Extract all lines that hold "n優遇されている" from the records below.

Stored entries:
- - - -
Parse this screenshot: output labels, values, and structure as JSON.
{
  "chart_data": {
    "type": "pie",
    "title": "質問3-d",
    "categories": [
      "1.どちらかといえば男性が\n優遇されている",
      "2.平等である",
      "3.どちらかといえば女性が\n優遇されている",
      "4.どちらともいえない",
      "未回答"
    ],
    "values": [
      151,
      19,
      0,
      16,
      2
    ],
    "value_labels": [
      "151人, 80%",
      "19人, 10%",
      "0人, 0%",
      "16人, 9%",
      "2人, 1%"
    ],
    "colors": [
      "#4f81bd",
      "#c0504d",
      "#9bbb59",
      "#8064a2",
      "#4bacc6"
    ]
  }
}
- - - -
THE COMPLETED TASK:
      "1.どちらかといえば男性が\n優遇されている",
      "3.どちらかといえば女性が\n優遇されている",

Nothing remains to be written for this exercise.